[Entries provided start]

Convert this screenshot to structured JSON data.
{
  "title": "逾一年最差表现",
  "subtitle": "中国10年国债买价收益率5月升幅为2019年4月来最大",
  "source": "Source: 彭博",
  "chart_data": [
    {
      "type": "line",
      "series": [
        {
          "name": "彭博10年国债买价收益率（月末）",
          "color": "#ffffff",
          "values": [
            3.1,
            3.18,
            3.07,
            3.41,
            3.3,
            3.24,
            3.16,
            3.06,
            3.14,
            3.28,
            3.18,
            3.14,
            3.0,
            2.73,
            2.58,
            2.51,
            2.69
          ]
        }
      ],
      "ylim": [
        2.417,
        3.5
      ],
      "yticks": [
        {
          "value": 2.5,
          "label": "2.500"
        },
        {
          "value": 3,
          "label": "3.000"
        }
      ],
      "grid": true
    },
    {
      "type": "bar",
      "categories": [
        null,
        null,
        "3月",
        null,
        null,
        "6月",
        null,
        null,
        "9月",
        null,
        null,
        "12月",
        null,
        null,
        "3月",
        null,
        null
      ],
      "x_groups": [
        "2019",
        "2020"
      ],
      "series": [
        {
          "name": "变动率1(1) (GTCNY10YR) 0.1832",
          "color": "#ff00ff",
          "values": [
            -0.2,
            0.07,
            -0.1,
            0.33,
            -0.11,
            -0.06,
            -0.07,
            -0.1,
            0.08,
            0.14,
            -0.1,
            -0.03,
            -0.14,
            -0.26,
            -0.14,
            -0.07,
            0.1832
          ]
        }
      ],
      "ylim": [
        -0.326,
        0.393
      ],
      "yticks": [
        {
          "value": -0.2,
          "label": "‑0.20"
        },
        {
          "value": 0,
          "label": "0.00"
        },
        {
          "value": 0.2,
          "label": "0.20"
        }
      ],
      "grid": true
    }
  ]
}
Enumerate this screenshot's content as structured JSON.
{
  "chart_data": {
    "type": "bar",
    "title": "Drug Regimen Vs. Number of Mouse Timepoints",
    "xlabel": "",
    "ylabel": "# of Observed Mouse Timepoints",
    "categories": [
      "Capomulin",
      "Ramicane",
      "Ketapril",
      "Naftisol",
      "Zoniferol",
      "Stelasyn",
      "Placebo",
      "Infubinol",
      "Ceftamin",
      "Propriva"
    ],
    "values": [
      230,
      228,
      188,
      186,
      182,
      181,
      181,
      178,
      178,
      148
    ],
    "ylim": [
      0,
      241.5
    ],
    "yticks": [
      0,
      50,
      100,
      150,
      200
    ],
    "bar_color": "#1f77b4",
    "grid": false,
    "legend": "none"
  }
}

[Entries provided end]

# Short exercise
Find how many of the lines above have the word "JSON" in them. State only that number.

# Task result
2